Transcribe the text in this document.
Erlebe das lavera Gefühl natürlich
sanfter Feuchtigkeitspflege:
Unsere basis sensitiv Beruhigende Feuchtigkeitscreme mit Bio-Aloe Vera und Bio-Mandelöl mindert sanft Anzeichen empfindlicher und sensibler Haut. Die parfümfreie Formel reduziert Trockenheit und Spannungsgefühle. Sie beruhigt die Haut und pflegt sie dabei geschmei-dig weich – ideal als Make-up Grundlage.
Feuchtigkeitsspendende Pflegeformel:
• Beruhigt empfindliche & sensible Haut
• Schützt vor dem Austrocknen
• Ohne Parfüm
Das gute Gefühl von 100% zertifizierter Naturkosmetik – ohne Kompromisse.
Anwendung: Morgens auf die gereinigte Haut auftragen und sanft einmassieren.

══════

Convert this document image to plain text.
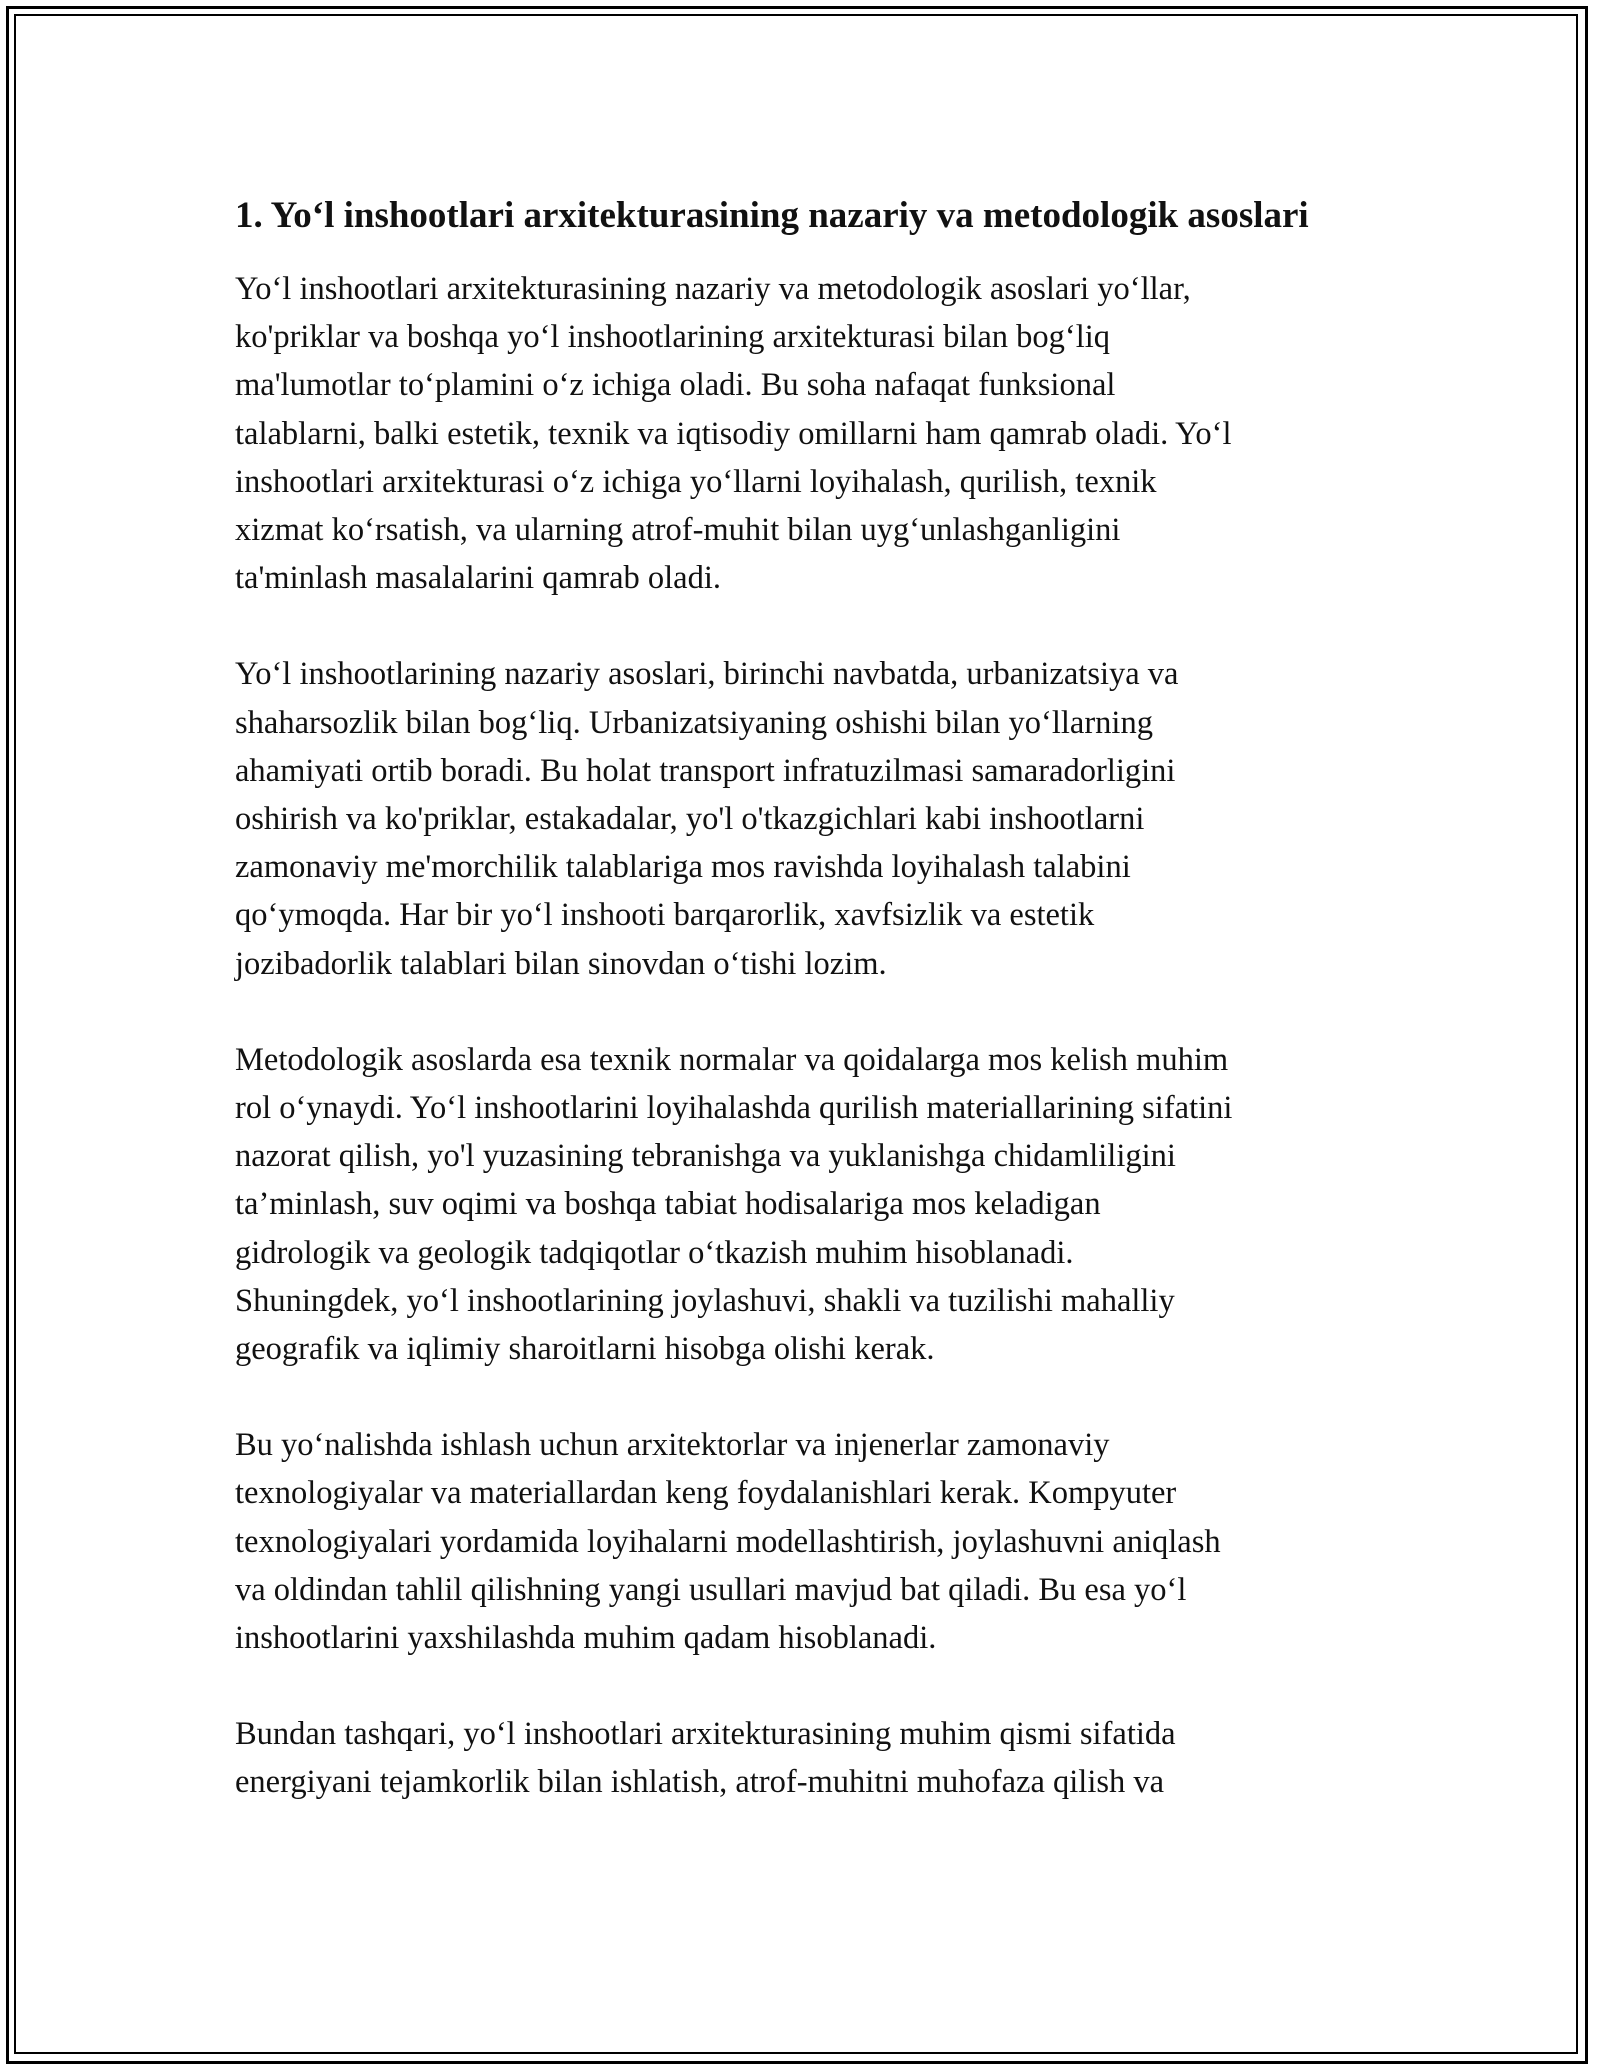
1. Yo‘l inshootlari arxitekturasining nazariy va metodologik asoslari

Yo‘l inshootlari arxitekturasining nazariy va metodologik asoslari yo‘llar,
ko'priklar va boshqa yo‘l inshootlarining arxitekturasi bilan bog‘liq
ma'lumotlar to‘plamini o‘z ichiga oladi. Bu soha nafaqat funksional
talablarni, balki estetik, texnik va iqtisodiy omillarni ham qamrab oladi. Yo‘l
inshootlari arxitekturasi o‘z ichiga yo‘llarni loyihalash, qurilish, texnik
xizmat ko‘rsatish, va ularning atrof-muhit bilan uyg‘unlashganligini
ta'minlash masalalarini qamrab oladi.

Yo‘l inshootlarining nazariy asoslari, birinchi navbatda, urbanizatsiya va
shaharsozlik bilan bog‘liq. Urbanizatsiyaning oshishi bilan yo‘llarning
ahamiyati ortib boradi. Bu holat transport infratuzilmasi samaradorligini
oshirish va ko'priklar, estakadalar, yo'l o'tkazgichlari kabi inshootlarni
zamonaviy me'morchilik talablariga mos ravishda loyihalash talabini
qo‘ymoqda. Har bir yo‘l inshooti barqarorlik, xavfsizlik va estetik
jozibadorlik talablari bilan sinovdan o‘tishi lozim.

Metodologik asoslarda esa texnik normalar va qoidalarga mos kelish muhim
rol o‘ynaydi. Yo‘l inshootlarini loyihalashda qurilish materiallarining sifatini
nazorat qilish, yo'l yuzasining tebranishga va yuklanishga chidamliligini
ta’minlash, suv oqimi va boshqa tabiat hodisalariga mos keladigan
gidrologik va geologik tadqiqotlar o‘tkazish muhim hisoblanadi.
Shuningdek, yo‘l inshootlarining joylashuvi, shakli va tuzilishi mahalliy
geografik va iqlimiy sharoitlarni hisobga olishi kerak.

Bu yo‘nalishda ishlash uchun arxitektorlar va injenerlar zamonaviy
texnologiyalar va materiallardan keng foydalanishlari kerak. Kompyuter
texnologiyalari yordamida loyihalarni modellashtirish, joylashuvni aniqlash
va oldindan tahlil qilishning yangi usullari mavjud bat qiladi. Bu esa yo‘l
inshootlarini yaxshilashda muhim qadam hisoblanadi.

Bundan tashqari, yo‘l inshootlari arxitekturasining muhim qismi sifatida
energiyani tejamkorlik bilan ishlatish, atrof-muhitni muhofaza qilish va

══════

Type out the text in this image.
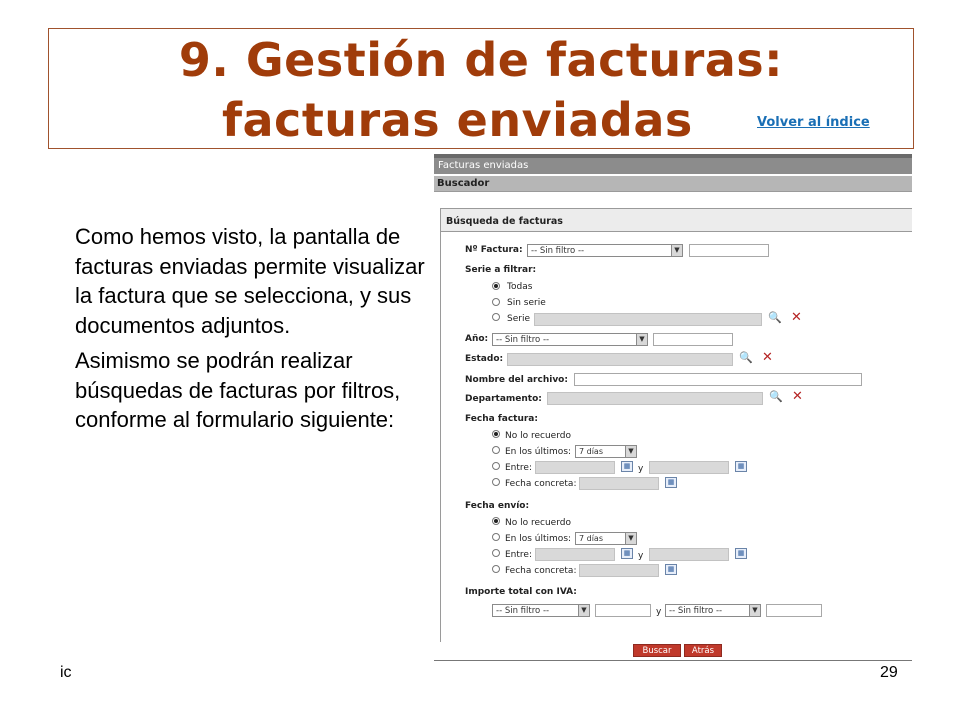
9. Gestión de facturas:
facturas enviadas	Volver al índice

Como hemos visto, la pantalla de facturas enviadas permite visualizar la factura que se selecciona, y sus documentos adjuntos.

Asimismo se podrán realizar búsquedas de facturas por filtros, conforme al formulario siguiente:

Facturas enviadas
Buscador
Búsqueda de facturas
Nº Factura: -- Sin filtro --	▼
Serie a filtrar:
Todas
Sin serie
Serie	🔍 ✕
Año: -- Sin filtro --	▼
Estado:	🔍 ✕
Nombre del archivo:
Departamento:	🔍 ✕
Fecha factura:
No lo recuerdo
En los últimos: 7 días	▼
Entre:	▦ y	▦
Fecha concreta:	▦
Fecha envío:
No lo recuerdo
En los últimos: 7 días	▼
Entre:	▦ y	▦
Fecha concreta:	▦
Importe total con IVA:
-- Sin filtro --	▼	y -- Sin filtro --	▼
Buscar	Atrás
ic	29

══════

* _SHORT EXERCISE_
State the number of lines in this listing that contain the string "text", and add nothing else.

* _EXPECTED OUTPUT_
3